-- START OF Material to process --

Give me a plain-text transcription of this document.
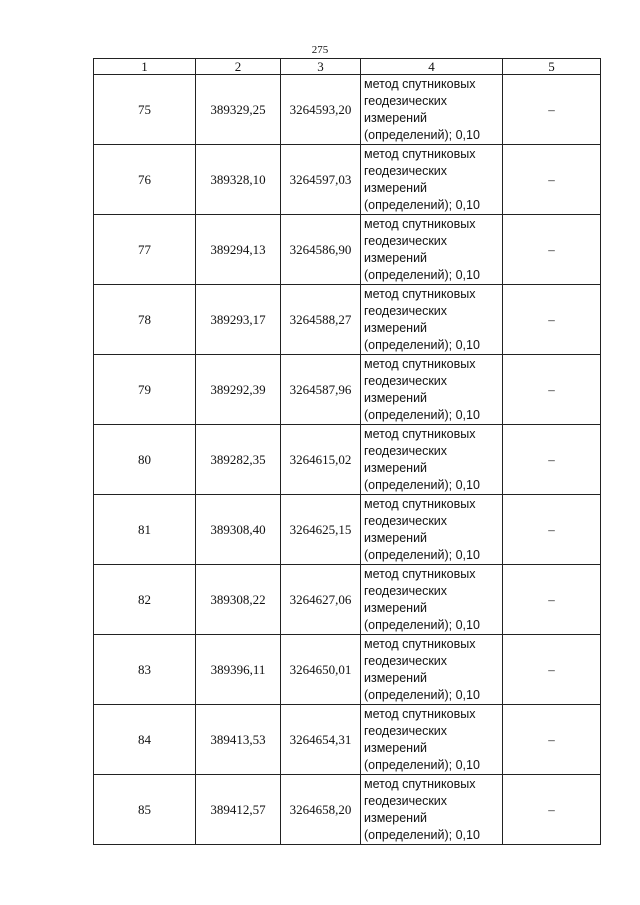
275
1	2	3	4	5
75	389329,25	3264593,20	метод спутниковых
геодезических
измерений
(определений); 0,10	–
76	389328,10	3264597,03	метод спутниковых
геодезических
измерений
(определений); 0,10	–
77	389294,13	3264586,90	метод спутниковых
геодезических
измерений
(определений); 0,10	–
78	389293,17	3264588,27	метод спутниковых
геодезических
измерений
(определений); 0,10	–
79	389292,39	3264587,96	метод спутниковых
геодезических
измерений
(определений); 0,10	–
80	389282,35	3264615,02	метод спутниковых
геодезических
измерений
(определений); 0,10	–
81	389308,40	3264625,15	метод спутниковых
геодезических
измерений
(определений); 0,10	–
82	389308,22	3264627,06	метод спутниковых
геодезических
измерений
(определений); 0,10	–
83	389396,11	3264650,01	метод спутниковых
геодезических
измерений
(определений); 0,10	–
84	389413,53	3264654,31	метод спутниковых
геодезических
измерений
(определений); 0,10	–
85	389412,57	3264658,20	метод спутниковых
геодезических
измерений
(определений); 0,10	–
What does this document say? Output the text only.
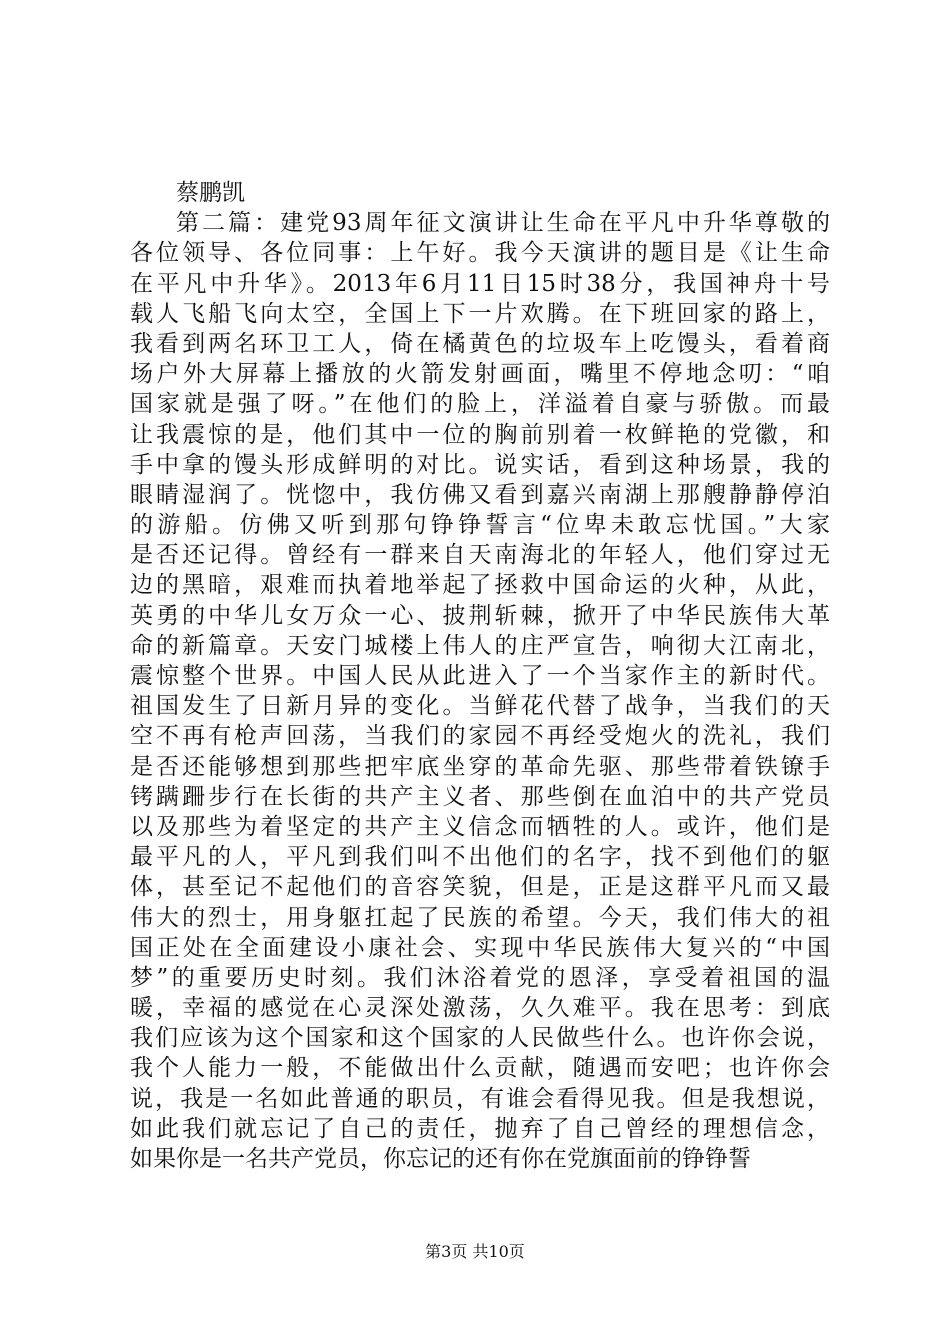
蔡鹏凯
第二篇：建党93周年征文演讲让生命在平凡中升华尊敬的
各位领导、各位同事：上午好。我今天演讲的题目是《让生命
在平凡中升华》。2013年6月11日15时38分，我国神舟十号
载人飞船飞向太空，全国上下一片欢腾。在下班回家的路上，
我看到两名环卫工人，倚在橘黄色的垃圾车上吃馒头，看着商
场户外大屏幕上播放的火箭发射画面，嘴里不停地念叨：“咱
国家就是强了呀。”在他们的脸上，洋溢着自豪与骄傲。而最
让我震惊的是，他们其中一位的胸前别着一枚鲜艳的党徽，和
手中拿的馒头形成鲜明的对比。说实话，看到这种场景，我的
眼睛湿润了。恍惚中，我仿佛又看到嘉兴南湖上那艘静静停泊
的游船。仿佛又听到那句铮铮誓言“位卑未敢忘忧国。”大家
是否还记得。曾经有一群来自天南海北的年轻人，他们穿过无
边的黑暗，艰难而执着地举起了拯救中国命运的火种，从此，
英勇的中华儿女万众一心、披荆斩棘，掀开了中华民族伟大革
命的新篇章。天安门城楼上伟人的庄严宣告，响彻大江南北，
震惊整个世界。中国人民从此进入了一个当家作主的新时代。
祖国发生了日新月异的变化。当鲜花代替了战争，当我们的天
空不再有枪声回荡，当我们的家园不再经受炮火的洗礼，我们
是否还能够想到那些把牢底坐穿的革命先驱、那些带着铁镣手
铐蹒跚步行在长街的共产主义者、那些倒在血泊中的共产党员
以及那些为着坚定的共产主义信念而牺牲的人。或许，他们是
最平凡的人，平凡到我们叫不出他们的名字，找不到他们的躯
体，甚至记不起他们的音容笑貌，但是，正是这群平凡而又最
伟大的烈士，用身躯扛起了民族的希望。今天，我们伟大的祖
国正处在全面建设小康社会、实现中华民族伟大复兴的“中国
梦”的重要历史时刻。我们沐浴着党的恩泽，享受着祖国的温
暖，幸福的感觉在心灵深处激荡，久久难平。我在思考：到底
我们应该为这个国家和这个国家的人民做些什么。也许你会说，
我个人能力一般，不能做出什么贡献，随遇而安吧；也许你会
说，我是一名如此普通的职员，有谁会看得见我。但是我想说，
如此我们就忘记了自己的责任，抛弃了自己曾经的理想信念，
如果你是一名共产党员，你忘记的还有你在党旗面前的铮铮誓
第3页 共10页
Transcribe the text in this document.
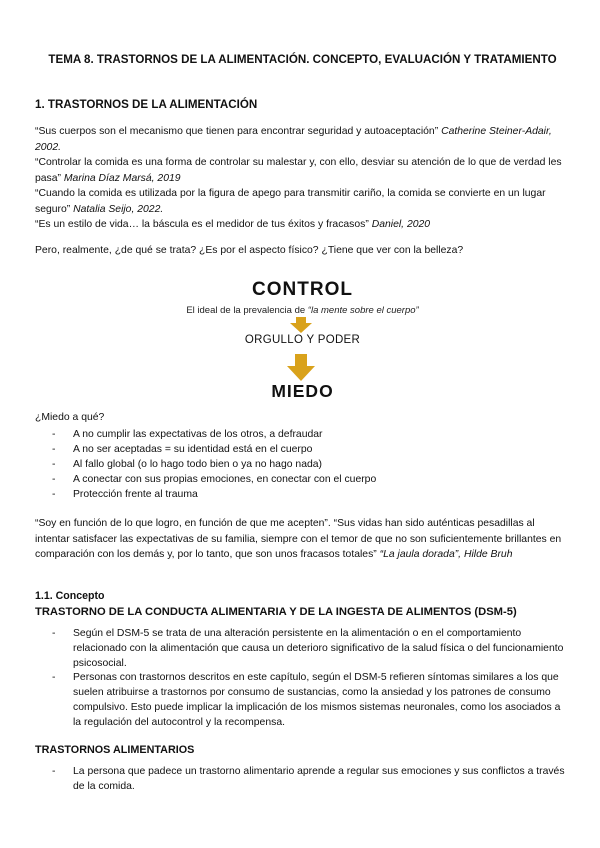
TEMA 8. TRASTORNOS DE LA ALIMENTACIÓN. CONCEPTO, EVALUACIÓN Y TRATAMIENTO
1. TRASTORNOS DE LA ALIMENTACIÓN
“Sus cuerpos son el mecanismo que tienen para encontrar seguridad y autoaceptación” Catherine Steiner-Adair, 2002.
“Controlar la comida es una forma de controlar su malestar y, con ello, desviar su atención de lo que de verdad les pasa” Marina Díaz Marsá, 2019
“Cuando la comida es utilizada por la figura de apego para transmitir cariño, la comida se convierte en un lugar seguro” Natalia Seijo, 2022.
“Es un estilo de vida… la báscula es el medidor de tus éxitos y fracasos” Daniel, 2020
Pero, realmente, ¿de qué se trata? ¿Es por el aspecto físico? ¿Tiene que ver con la belleza?
CONTROL
El ideal de la prevalencia de “la mente sobre el cuerpo”
ORGULLO Y PODER
MIEDO
¿Miedo a qué?
- A no cumplir las expectativas de los otros, a defraudar
- A no ser aceptadas = su identidad está en el cuerpo
- Al fallo global (o lo hago todo bien o ya no hago nada)
- A conectar con sus propias emociones, en conectar con el cuerpo
- Protección frente al trauma
“Soy en función de lo que logro, en función de que me acepten”. “Sus vidas han sido auténticas pesadillas al intentar satisfacer las expectativas de su familia, siempre con el temor de que no son suficientemente brillantes en comparación con los demás y, por lo tanto, que son unos fracasos totales” “La jaula dorada”, Hilde Bruh
1.1. Concepto
TRASTORNO DE LA CONDUCTA ALIMENTARIA Y DE LA INGESTA DE ALIMENTOS (DSM-5)
- Según el DSM-5 se trata de una alteración persistente en la alimentación o en el comportamiento relacionado con la alimentación que causa un deterioro significativo de la salud física o del funcionamiento psicosocial.
- Personas con trastornos descritos en este capítulo, según el DSM-5 refieren síntomas similares a los que suelen atribuirse a trastornos por consumo de sustancias, como la ansiedad y los patrones de consumo compulsivo. Esto puede implicar la implicación de los mismos sistemas neuronales, como los asociados a la regulación del autocontrol y la recompensa.
TRASTORNOS ALIMENTARIOS
- La persona que padece un trastorno alimentario aprende a regular sus emociones y sus conflictos a través de la comida.
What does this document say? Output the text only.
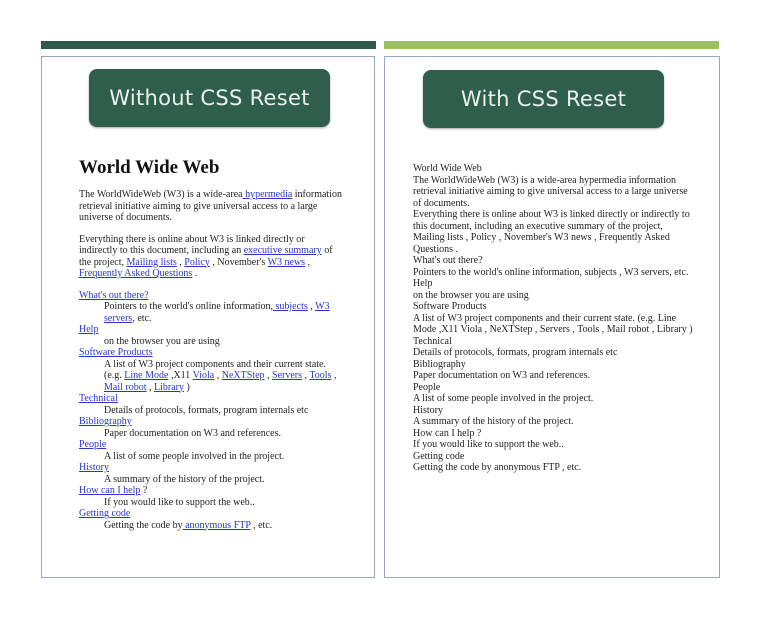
Without CSS Reset
World Wide Web

The WorldWideWeb (W3) is a wide-area hypermedia information retrieval initiative aiming to give universal access to a large universe of documents.

Everything there is online about W3 is linked directly or indirectly to this document, including an executive summary of the project, Mailing lists , Policy , November's W3 news , Frequently Asked Questions .

What's out there?
Pointers to the world's online information, subjects , W3 servers, etc.
Help
on the browser you are using
Software Products
A list of W3 project components and their current state. (e.g. Line Mode ,X11 Viola , NeXTStep , Servers , Tools , Mail robot , Library )
Technical
Details of protocols, formats, program internals etc
Bibliography
Paper documentation on W3 and references.
People
A list of some people involved in the project.
History
A summary of the history of the project.
How can I help ?
If you would like to support the web..
Getting code
Getting the code by anonymous FTP , etc.
With CSS Reset
World Wide Web
The WorldWideWeb (W3) is a wide-area hypermedia information retrieval initiative aiming to give universal access to a large universe of documents.
Everything there is online about W3 is linked directly or indirectly to this document, including an executive summary of the project, Mailing lists , Policy , November's W3 news , Frequently Asked Questions .
What's out there?
Pointers to the world's online information, subjects , W3 servers, etc.
Help
on the browser you are using
Software Products
A list of W3 project components and their current state. (e.g. Line Mode ,X11 Viola , NeXTStep , Servers , Tools , Mail robot , Library )
Technical
Details of protocols, formats, program internals etc
Bibliography
Paper documentation on W3 and references.
People
A list of some people involved in the project.
History
A summary of the history of the project.
How can I help ?
If you would like to support the web..
Getting code
Getting the code by anonymous FTP , etc.
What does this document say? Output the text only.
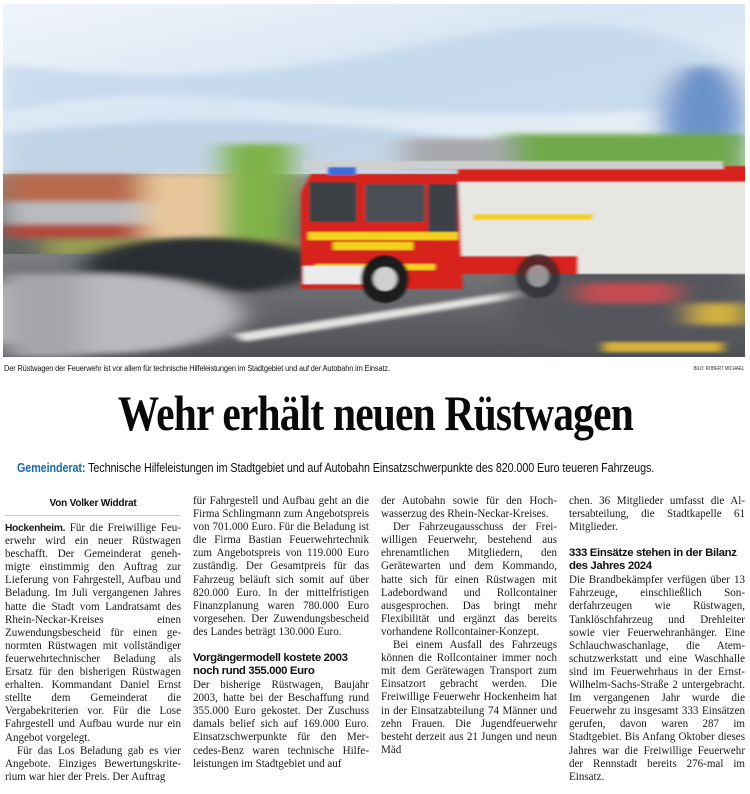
Der Rüstwagen der Feuerwehr ist vor allem für technische Hilfeleistungen im Stadtgebiet und auf der Autobahn im Einsatz.	BILD: ROBERT MICHAEL
Wehr erhält neuen Rüstwagen
Gemeinderat: Technische Hilfeleistungen im Stadtgebiet und auf Autobahn Einsatzschwerpunkte des 820.000 Euro teueren Fahrzeugs.
Von Volker Widdrat

Hockenheim. Für die Freiwillige Feuerwehr wird ein neuer Rüstwagen beschafft. Der Gemeinderat genehmigte einstimmig den Auftrag zur Lieferung von Fahrgestell, Aufbau und Beladung. Im Juli vergangenen Jahres hatte die Stadt vom Landratsamt des Rhein-Neckar-Kreises einen Zuwendungsbescheid für einen genormten Rüstwagen mit vollständiger feuerwehrtechnischer Beladung als Ersatz für den bisherigen Rüstwagen erhalten. Kommandant Daniel Ernst stellte dem Gemeinderat die Vergabekriterien vor. Für die Lose Fahrgestell und Aufbau wurde nur ein Angebot vorgelegt.

Für das Los Beladung gab es vier Angebote. Einziges Bewertungskriterium war hier der Preis. Der Auftrag

für Fahrgestell und Aufbau geht an die Firma Schlingmann zum Angebotspreis von 701.000 Euro. Für die Beladung ist die Firma Bastian Feuerwehrtechnik zum Angebotspreis von 119.000 Euro zuständig. Der Gesamtpreis für das Fahrzeug beläuft sich somit auf über 820.000 Euro. In der mittelfristigen Finanzplanung waren 780.000 Euro vorgesehen. Der Zuwendungsbescheid des Landes beträgt 130.000 Euro.

Vorgängermodell kostete 2003 noch rund 355.000 Euro

Der bisherige Rüstwagen, Baujahr 2003, hatte bei der Beschaffung rund 355.000 Euro gekostet. Der Zuschuss damals belief sich auf 169.000 Euro. Einsatzschwerpunkte für den Mercedes-Benz waren technische Hilfeleistungen im Stadtgebiet und auf

der Autobahn sowie für den Hochwasserzug des Rhein-Neckar-Kreises.

Der Fahrzeugausschuss der Freiwilligen Feuerwehr, bestehend aus ehrenamtlichen Mitgliedern, den Gerätewarten und dem Kommando, hatte sich für einen Rüstwagen mit Ladebordwand und Rollcontainer ausgesprochen. Das bringt mehr Flexibilität und ergänzt das bereits vorhandene Rollcontainer-Konzept.

Bei einem Ausfall des Fahrzeugs können die Rollcontainer immer noch mit dem Gerätewagen Transport zum Einsatzort gebracht werden. Die Freiwillige Feuerwehr Hockenheim hat in der Einsatzabteilung 74 Männer und zehn Frauen. Die Jugendfeuerwehr besteht derzeit aus 21 Jungen und neun Mäd

chen. 36 Mitglieder umfasst die Altersabteilung, die Stadtkapelle 61 Mitglieder.

333 Einsätze stehen in der Bilanz des Jahres 2024

Die Brandbekämpfer verfügen über 13 Fahrzeuge, einschließlich Sonderfahrzeugen wie Rüstwagen, Tanklöschfahrzeug und Drehleiter sowie vier Feuerwehranhänger. Eine Schlauchwaschanlage, die Atemschutzwerkstatt und eine Waschhalle sind im Feuerwehrhaus in der Ernst-Wilhelm-Sachs-Straße 2 untergebracht. Im vergangenen Jahr wurde die Feuerwehr zu insgesamt 333 Einsätzen gerufen, davon waren 287 im Stadtgebiet. Bis Anfang Oktober dieses Jahres war die Freiwillige Feuerwehr der Rennstadt bereits 276-mal im Einsatz.
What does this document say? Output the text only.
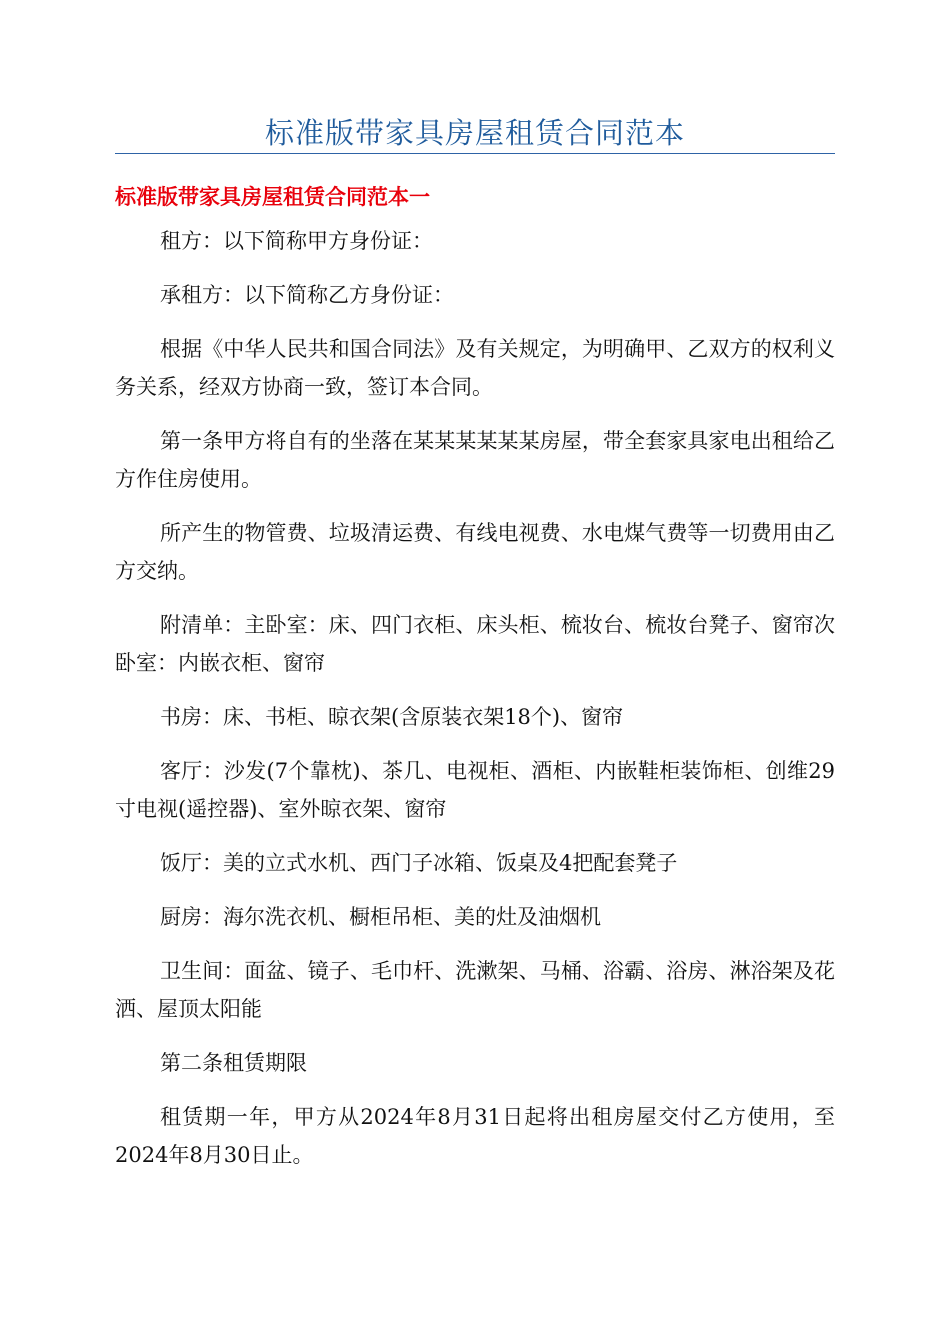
标准版带家具房屋租赁合同范本
标准版带家具房屋租赁合同范本一

租方：以下简称甲方身份证：

承租方：以下简称乙方身份证：

根据《中华人民共和国合同法》及有关规定，为明确甲、乙双方的权利义务关系，经双方协商一致，签订本合同。

第一条甲方将自有的坐落在某某某某某某房屋，带全套家具家电出租给乙方作住房使用。

所产生的物管费、垃圾清运费、有线电视费、水电煤气费等一切费用由乙方交纳。

附清单：主卧室：床、四门衣柜、床头柜、梳妆台、梳妆台凳子、窗帘次卧室：内嵌衣柜、窗帘

书房：床、书柜、晾衣架(含原装衣架18个)、窗帘

客厅：沙发(7个靠枕)、茶几、电视柜、酒柜、内嵌鞋柜装饰柜、创维29寸电视(遥控器)、室外晾衣架、窗帘

饭厅：美的立式水机、西门子冰箱、饭桌及4把配套凳子

厨房：海尔洗衣机、橱柜吊柜、美的灶及油烟机

卫生间：面盆、镜子、毛巾杆、洗漱架、马桶、浴霸、浴房、淋浴架及花洒、屋顶太阳能

第二条租赁期限

租赁期一年，甲方从2024年8月31日起将出租房屋交付乙方使用，至2024年8月30日止。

-- END OF Material to process --

Where a line holds "einen", copy that line.

Hockenheim. Für die Freiwillige Feuerwehr wird ein neuer Rüstwagen beschafft. Der Gemeinderat genehmigte einstimmig den Auftrag zur Lieferung von Fahrgestell, Aufbau und Beladung. Im Juli vergangenen Jahres hatte die Stadt vom Landratsamt des Rhein-Neckar-Kreises einen Zuwendungsbescheid für einen genormten Rüstwagen mit vollständiger feuerwehrtechnischer Beladung als Ersatz für den bisherigen Rüstwagen erhalten. Kommandant Daniel Ernst stellte dem Gemeinderat die Vergabekriterien vor. Für die Lose Fahrgestell und Aufbau wurde nur ein Angebot vorgelegt.
Der Fahrzeugausschuss der Freiwilligen Feuerwehr, bestehend aus ehrenamtlichen Mitgliedern, den Gerätewarten und dem Kommando, hatte sich für einen Rüstwagen mit Ladebordwand und Rollcontainer ausgesprochen. Das bringt mehr Flexibilität und ergänzt das bereits vorhandene Rollcontainer-Konzept.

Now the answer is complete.